Dataset items:
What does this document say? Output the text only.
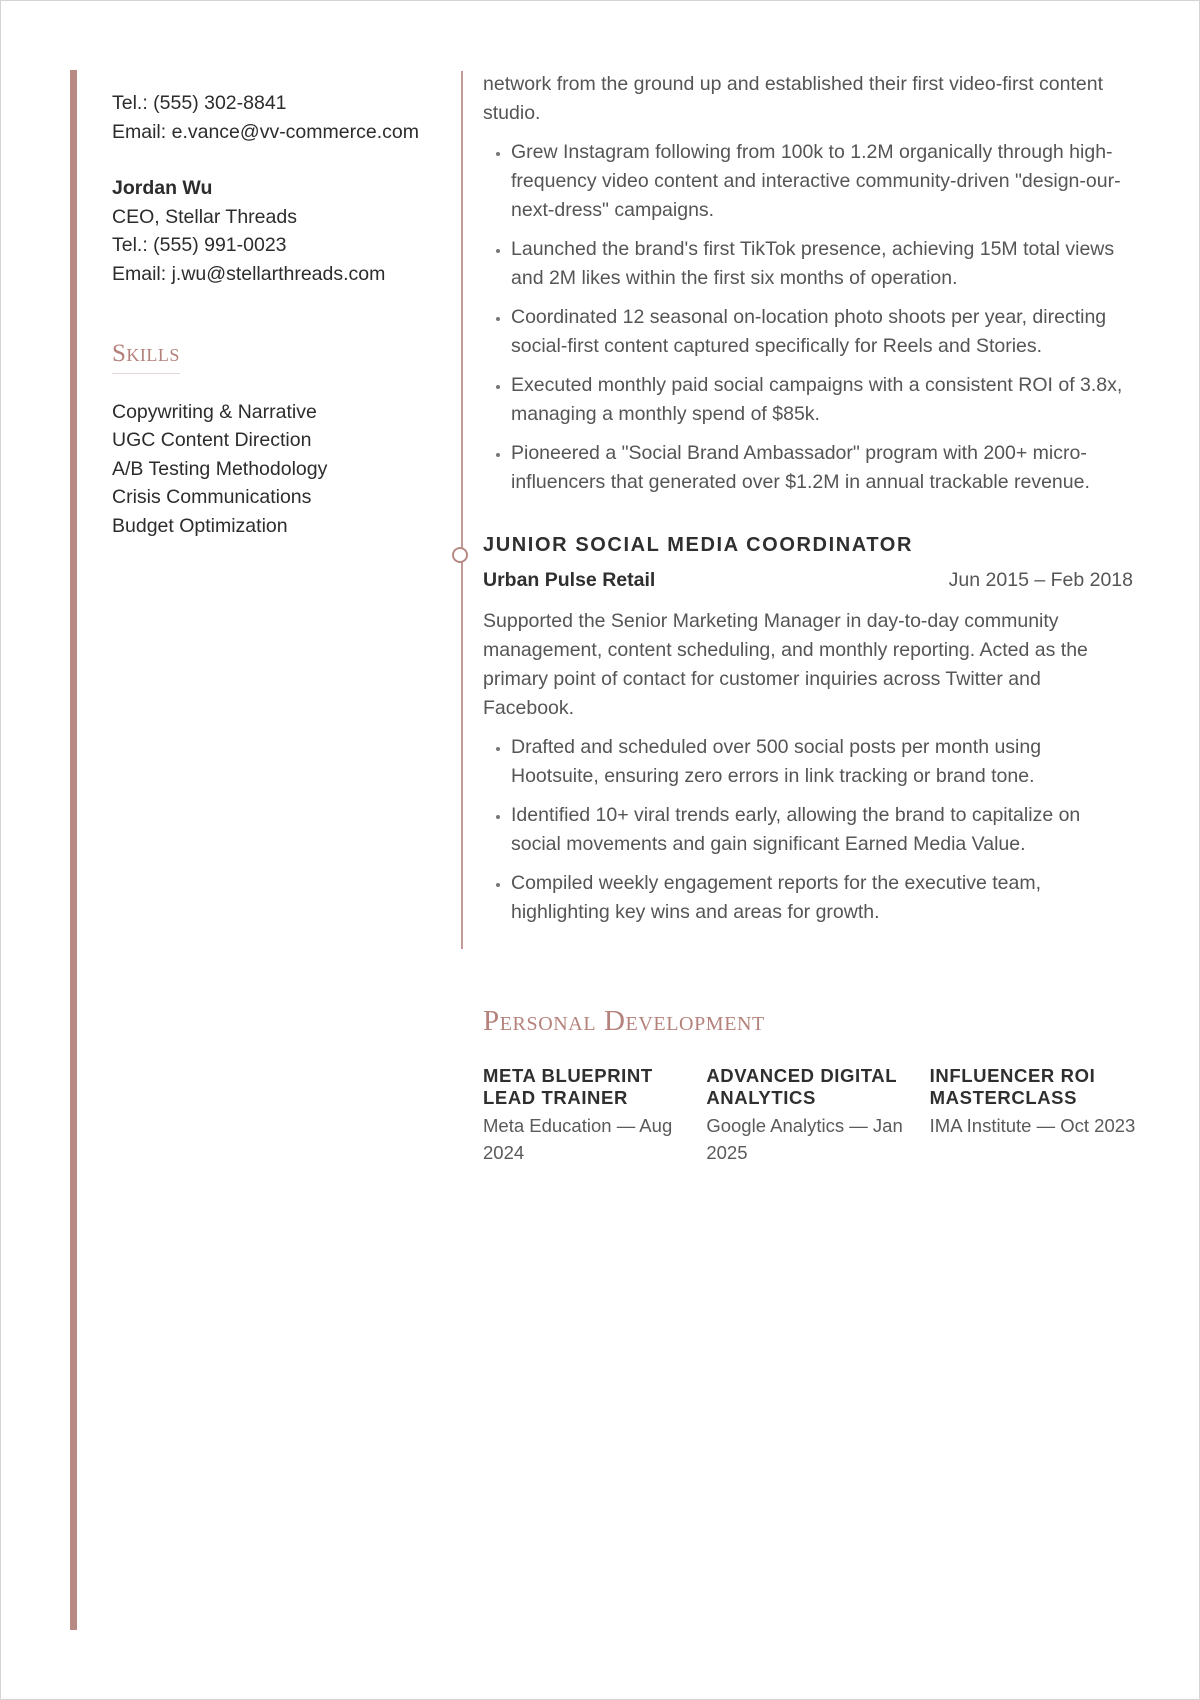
Tel.: (555) 302-8841

Email: e.vance@vv-commerce.com

Jordan Wu

CEO, Stellar Threads

Tel.: (555) 991-0023

Email: j.wu@stellarthreads.com

Skills

Copywriting & Narrative

UGC Content Direction

A/B Testing Methodology

Crisis Communications

Budget Optimization

network from the ground up and established their first video-first content studio.

• Grew Instagram following from 100k to 1.2M organically through high-frequency video content and interactive community-driven "design-our-next-dress" campaigns.
• Launched the brand's first TikTok presence, achieving 15M total views and 2M likes within the first six months of operation.
• Coordinated 12 seasonal on-location photo shoots per year, directing social-first content captured specifically for Reels and Stories.
• Executed monthly paid social campaigns with a consistent ROI of 3.8x, managing a monthly spend of $85k.
• Pioneered a "Social Brand Ambassador" program with 200+ micro-influencers that generated over $1.2M in annual trackable revenue.
JUNIOR SOCIAL MEDIA COORDINATOR
Urban Pulse Retail	Jun 2015 – Feb 2018

Supported the Senior Marketing Manager in day-to-day community management, content scheduling, and monthly reporting. Acted as the primary point of contact for customer inquiries across Twitter and Facebook.

• Drafted and scheduled over 500 social posts per month using Hootsuite, ensuring zero errors in link tracking or brand tone.
• Identified 10+ viral trends early, allowing the brand to capitalize on social movements and gain significant Earned Media Value.
• Compiled weekly engagement reports for the executive team, highlighting key wins and areas for growth.
Personal Development
META BLUEPRINT LEAD TRAINER
Meta Education — Aug 2024
ADVANCED DIGITAL ANALYTICS
Google Analytics — Jan 2025
INFLUENCER ROI MASTERCLASS
IMA Institute — Oct 2023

ASSIGNMENT:
Please write out all the entries above again exactly as they appear, skipping any images.

ANSWER TO THE PROBLEM:
What does this document say? Output the text only.
Tel.: (555) 302-8841

Email: e.vance@vv-commerce.com

Jordan Wu

CEO, Stellar Threads

Tel.: (555) 991-0023

Email: j.wu@stellarthreads.com

Skills

Copywriting & Narrative

UGC Content Direction

A/B Testing Methodology

Crisis Communications

Budget Optimization

network from the ground up and established their first video-first content studio.

• Grew Instagram following from 100k to 1.2M organically through high-frequency video content and interactive community-driven "design-our-next-dress" campaigns.
• Launched the brand's first TikTok presence, achieving 15M total views and 2M likes within the first six months of operation.
• Coordinated 12 seasonal on-location photo shoots per year, directing social-first content captured specifically for Reels and Stories.
• Executed monthly paid social campaigns with a consistent ROI of 3.8x, managing a monthly spend of $85k.
• Pioneered a "Social Brand Ambassador" program with 200+ micro-influencers that generated over $1.2M in annual trackable revenue.
JUNIOR SOCIAL MEDIA COORDINATOR
Urban Pulse Retail	Jun 2015 – Feb 2018

Supported the Senior Marketing Manager in day-to-day community management, content scheduling, and monthly reporting. Acted as the primary point of contact for customer inquiries across Twitter and Facebook.

• Drafted and scheduled over 500 social posts per month using Hootsuite, ensuring zero errors in link tracking or brand tone.
• Identified 10+ viral trends early, allowing the brand to capitalize on social movements and gain significant Earned Media Value.
• Compiled weekly engagement reports for the executive team, highlighting key wins and areas for growth.
Personal Development
META BLUEPRINT LEAD TRAINER
Meta Education — Aug 2024
ADVANCED DIGITAL ANALYTICS
Google Analytics — Jan 2025
INFLUENCER ROI MASTERCLASS
IMA Institute — Oct 2023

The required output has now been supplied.